### Task directions
Check every line below for the word "Kurs" and show those that hold it.

(Dataset rows about figures)
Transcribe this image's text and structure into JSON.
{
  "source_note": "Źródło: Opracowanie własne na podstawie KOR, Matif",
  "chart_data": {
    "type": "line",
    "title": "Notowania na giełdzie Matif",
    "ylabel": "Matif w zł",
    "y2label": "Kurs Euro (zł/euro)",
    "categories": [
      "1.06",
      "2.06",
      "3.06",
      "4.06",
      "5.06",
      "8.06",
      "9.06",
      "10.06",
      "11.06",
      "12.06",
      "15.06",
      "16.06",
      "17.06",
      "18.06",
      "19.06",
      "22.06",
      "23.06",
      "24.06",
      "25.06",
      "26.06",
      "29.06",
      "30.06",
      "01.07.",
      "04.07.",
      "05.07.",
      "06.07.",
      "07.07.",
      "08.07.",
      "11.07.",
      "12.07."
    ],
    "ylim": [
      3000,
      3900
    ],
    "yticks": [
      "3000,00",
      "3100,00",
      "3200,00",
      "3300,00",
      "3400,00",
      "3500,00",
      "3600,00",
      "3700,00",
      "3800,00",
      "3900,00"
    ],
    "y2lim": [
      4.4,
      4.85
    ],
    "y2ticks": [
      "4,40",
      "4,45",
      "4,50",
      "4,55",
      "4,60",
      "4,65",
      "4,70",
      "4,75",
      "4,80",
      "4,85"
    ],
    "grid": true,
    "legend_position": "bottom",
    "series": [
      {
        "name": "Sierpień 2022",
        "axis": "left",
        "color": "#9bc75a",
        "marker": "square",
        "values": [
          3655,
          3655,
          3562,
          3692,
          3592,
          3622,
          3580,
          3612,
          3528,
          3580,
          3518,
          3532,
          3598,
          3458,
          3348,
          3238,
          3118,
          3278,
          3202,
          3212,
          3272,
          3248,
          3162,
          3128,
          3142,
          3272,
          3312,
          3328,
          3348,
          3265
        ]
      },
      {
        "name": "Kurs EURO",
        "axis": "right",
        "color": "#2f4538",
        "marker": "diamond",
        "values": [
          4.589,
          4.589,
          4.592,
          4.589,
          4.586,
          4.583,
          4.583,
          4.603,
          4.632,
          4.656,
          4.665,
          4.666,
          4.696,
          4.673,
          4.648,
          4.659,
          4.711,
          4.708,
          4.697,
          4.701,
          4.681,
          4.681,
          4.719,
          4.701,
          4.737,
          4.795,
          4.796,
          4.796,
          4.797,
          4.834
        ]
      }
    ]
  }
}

### Answer in full
    "y2label": "Kurs Euro (zł/euro)",
        "name": "Kurs EURO",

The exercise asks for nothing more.